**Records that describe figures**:
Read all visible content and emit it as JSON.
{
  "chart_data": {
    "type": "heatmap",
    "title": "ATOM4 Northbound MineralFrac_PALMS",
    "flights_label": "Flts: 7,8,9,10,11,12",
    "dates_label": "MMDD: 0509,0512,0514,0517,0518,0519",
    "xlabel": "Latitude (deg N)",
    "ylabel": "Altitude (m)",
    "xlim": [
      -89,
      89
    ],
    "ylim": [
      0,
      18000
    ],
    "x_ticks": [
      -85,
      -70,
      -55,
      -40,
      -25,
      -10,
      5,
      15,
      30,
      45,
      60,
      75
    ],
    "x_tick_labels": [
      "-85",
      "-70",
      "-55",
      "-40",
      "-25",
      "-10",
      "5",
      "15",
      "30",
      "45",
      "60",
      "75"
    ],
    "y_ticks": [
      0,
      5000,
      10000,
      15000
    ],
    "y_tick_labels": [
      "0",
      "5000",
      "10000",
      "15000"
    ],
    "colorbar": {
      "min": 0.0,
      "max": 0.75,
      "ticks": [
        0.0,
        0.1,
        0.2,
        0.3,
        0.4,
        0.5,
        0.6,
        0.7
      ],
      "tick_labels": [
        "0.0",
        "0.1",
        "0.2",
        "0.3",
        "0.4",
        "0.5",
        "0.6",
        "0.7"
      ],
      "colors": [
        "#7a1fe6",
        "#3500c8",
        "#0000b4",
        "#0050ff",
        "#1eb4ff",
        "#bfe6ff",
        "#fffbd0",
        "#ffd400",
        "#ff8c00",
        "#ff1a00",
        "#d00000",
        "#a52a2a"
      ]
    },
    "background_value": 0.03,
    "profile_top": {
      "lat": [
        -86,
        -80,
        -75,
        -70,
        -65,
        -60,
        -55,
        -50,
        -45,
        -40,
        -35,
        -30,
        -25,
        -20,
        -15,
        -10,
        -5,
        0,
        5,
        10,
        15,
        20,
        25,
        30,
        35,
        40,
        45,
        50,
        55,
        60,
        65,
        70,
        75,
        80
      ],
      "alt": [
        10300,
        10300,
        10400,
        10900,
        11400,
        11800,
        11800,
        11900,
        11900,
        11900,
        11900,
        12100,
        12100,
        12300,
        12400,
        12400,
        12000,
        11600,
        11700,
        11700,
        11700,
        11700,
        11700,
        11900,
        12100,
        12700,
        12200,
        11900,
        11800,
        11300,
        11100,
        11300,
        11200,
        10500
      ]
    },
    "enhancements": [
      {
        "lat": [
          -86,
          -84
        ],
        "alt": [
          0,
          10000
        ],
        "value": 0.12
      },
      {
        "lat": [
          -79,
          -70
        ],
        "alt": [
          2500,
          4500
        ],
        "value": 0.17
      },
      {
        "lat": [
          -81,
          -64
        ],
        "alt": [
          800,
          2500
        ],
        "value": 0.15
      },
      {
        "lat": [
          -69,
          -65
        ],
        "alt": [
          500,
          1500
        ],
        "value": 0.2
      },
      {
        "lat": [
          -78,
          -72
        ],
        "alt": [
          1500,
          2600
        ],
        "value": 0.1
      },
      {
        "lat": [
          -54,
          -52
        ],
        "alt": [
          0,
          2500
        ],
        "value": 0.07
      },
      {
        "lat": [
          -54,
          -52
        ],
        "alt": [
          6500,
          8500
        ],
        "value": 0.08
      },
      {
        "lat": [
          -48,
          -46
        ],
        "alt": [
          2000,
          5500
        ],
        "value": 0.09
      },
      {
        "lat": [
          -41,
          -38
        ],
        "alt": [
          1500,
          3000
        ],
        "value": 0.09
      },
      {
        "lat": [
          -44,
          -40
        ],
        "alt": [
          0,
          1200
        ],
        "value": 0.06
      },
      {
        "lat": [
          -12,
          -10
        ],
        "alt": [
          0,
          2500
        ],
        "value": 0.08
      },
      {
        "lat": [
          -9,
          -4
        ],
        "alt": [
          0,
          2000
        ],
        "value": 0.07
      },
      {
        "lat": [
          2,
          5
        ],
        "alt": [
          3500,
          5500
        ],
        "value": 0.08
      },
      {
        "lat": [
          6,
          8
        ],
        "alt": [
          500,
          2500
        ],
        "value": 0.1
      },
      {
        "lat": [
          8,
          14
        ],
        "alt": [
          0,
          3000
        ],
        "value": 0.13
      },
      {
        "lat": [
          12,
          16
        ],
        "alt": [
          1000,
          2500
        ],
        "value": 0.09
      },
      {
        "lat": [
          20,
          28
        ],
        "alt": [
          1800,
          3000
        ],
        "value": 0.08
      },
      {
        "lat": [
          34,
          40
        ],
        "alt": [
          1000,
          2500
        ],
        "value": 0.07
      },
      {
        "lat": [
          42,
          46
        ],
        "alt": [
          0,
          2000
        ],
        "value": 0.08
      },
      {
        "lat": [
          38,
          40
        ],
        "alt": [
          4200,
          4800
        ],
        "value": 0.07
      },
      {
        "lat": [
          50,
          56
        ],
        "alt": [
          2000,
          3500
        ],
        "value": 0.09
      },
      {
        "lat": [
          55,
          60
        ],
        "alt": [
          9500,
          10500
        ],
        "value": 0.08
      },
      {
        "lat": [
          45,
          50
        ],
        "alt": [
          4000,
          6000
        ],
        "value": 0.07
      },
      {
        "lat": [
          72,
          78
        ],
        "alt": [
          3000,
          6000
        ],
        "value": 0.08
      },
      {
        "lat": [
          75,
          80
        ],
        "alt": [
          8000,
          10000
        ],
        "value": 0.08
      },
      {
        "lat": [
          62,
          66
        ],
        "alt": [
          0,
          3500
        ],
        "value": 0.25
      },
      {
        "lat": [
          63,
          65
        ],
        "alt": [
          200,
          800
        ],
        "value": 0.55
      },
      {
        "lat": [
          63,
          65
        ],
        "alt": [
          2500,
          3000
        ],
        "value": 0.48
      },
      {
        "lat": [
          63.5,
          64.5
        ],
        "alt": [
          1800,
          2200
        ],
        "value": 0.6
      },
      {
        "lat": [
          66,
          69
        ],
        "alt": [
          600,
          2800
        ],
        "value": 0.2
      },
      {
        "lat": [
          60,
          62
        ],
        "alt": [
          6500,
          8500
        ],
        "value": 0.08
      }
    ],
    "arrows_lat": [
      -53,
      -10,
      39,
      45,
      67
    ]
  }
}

**PROBLEM TO WORK ON**: Without leaving anything out, quote all the data.

**ANSWER IN FULL**:
Read all visible content and emit it as JSON.
{
  "chart_data": {
    "type": "heatmap",
    "title": "ATOM4 Northbound MineralFrac_PALMS",
    "flights_label": "Flts: 7,8,9,10,11,12",
    "dates_label": "MMDD: 0509,0512,0514,0517,0518,0519",
    "xlabel": "Latitude (deg N)",
    "ylabel": "Altitude (m)",
    "xlim": [
      -89,
      89
    ],
    "ylim": [
      0,
      18000
    ],
    "x_ticks": [
      -85,
      -70,
      -55,
      -40,
      -25,
      -10,
      5,
      15,
      30,
      45,
      60,
      75
    ],
    "x_tick_labels": [
      "-85",
      "-70",
      "-55",
      "-40",
      "-25",
      "-10",
      "5",
      "15",
      "30",
      "45",
      "60",
      "75"
    ],
    "y_ticks": [
      0,
      5000,
      10000,
      15000
    ],
    "y_tick_labels": [
      "0",
      "5000",
      "10000",
      "15000"
    ],
    "colorbar": {
      "min": 0.0,
      "max": 0.75,
      "ticks": [
        0.0,
        0.1,
        0.2,
        0.3,
        0.4,
        0.5,
        0.6,
        0.7
      ],
      "tick_labels": [
        "0.0",
        "0.1",
        "0.2",
        "0.3",
        "0.4",
        "0.5",
        "0.6",
        "0.7"
      ],
      "colors": [
        "#7a1fe6",
        "#3500c8",
        "#0000b4",
        "#0050ff",
        "#1eb4ff",
        "#bfe6ff",
        "#fffbd0",
        "#ffd400",
        "#ff8c00",
        "#ff1a00",
        "#d00000",
        "#a52a2a"
      ]
    },
    "background_value": 0.03,
    "profile_top": {
      "lat": [
        -86,
        -80,
        -75,
        -70,
        -65,
        -60,
        -55,
        -50,
        -45,
        -40,
        -35,
        -30,
        -25,
        -20,
        -15,
        -10,
        -5,
        0,
        5,
        10,
        15,
        20,
        25,
        30,
        35,
        40,
        45,
        50,
        55,
        60,
        65,
        70,
        75,
        80
      ],
      "alt": [
        10300,
        10300,
        10400,
        10900,
        11400,
        11800,
        11800,
        11900,
        11900,
        11900,
        11900,
        12100,
        12100,
        12300,
        12400,
        12400,
        12000,
        11600,
        11700,
        11700,
        11700,
        11700,
        11700,
        11900,
        12100,
        12700,
        12200,
        11900,
        11800,
        11300,
        11100,
        11300,
        11200,
        10500
      ]
    },
    "enhancements": [
      {
        "lat": [
          -86,
          -84
        ],
        "alt": [
          0,
          10000
        ],
        "value": 0.12
      },
      {
        "lat": [
          -79,
          -70
        ],
        "alt": [
          2500,
          4500
        ],
        "value": 0.17
      },
      {
        "lat": [
          -81,
          -64
        ],
        "alt": [
          800,
          2500
        ],
        "value": 0.15
      },
      {
        "lat": [
          -69,
          -65
        ],
        "alt": [
          500,
          1500
        ],
        "value": 0.2
      },
      {
        "lat": [
          -78,
          -72
        ],
        "alt": [
          1500,
          2600
        ],
        "value": 0.1
      },
      {
        "lat": [
          -54,
          -52
        ],
        "alt": [
          0,
          2500
        ],
        "value": 0.07
      },
      {
        "lat": [
          -54,
          -52
        ],
        "alt": [
          6500,
          8500
        ],
        "value": 0.08
      },
      {
        "lat": [
          -48,
          -46
        ],
        "alt": [
          2000,
          5500
        ],
        "value": 0.09
      },
      {
        "lat": [
          -41,
          -38
        ],
        "alt": [
          1500,
          3000
        ],
        "value": 0.09
      },
      {
        "lat": [
          -44,
          -40
        ],
        "alt": [
          0,
          1200
        ],
        "value": 0.06
      },
      {
        "lat": [
          -12,
          -10
        ],
        "alt": [
          0,
          2500
        ],
        "value": 0.08
      },
      {
        "lat": [
          -9,
          -4
        ],
        "alt": [
          0,
          2000
        ],
        "value": 0.07
      },
      {
        "lat": [
          2,
          5
        ],
        "alt": [
          3500,
          5500
        ],
        "value": 0.08
      },
      {
        "lat": [
          6,
          8
        ],
        "alt": [
          500,
          2500
        ],
        "value": 0.1
      },
      {
        "lat": [
          8,
          14
        ],
        "alt": [
          0,
          3000
        ],
        "value": 0.13
      },
      {
        "lat": [
          12,
          16
        ],
        "alt": [
          1000,
          2500
        ],
        "value": 0.09
      },
      {
        "lat": [
          20,
          28
        ],
        "alt": [
          1800,
          3000
        ],
        "value": 0.08
      },
      {
        "lat": [
          34,
          40
        ],
        "alt": [
          1000,
          2500
        ],
        "value": 0.07
      },
      {
        "lat": [
          42,
          46
        ],
        "alt": [
          0,
          2000
        ],
        "value": 0.08
      },
      {
        "lat": [
          38,
          40
        ],
        "alt": [
          4200,
          4800
        ],
        "value": 0.07
      },
      {
        "lat": [
          50,
          56
        ],
        "alt": [
          2000,
          3500
        ],
        "value": 0.09
      },
      {
        "lat": [
          55,
          60
        ],
        "alt": [
          9500,
          10500
        ],
        "value": 0.08
      },
      {
        "lat": [
          45,
          50
        ],
        "alt": [
          4000,
          6000
        ],
        "value": 0.07
      },
      {
        "lat": [
          72,
          78
        ],
        "alt": [
          3000,
          6000
        ],
        "value": 0.08
      },
      {
        "lat": [
          75,
          80
        ],
        "alt": [
          8000,
          10000
        ],
        "value": 0.08
      },
      {
        "lat": [
          62,
          66
        ],
        "alt": [
          0,
          3500
        ],
        "value": 0.25
      },
      {
        "lat": [
          63,
          65
        ],
        "alt": [
          200,
          800
        ],
        "value": 0.55
      },
      {
        "lat": [
          63,
          65
        ],
        "alt": [
          2500,
          3000
        ],
        "value": 0.48
      },
      {
        "lat": [
          63.5,
          64.5
        ],
        "alt": [
          1800,
          2200
        ],
        "value": 0.6
      },
      {
        "lat": [
          66,
          69
        ],
        "alt": [
          600,
          2800
        ],
        "value": 0.2
      },
      {
        "lat": [
          60,
          62
        ],
        "alt": [
          6500,
          8500
        ],
        "value": 0.08
      }
    ],
    "arrows_lat": [
      -53,
      -10,
      39,
      45,
      67
    ]
  }
}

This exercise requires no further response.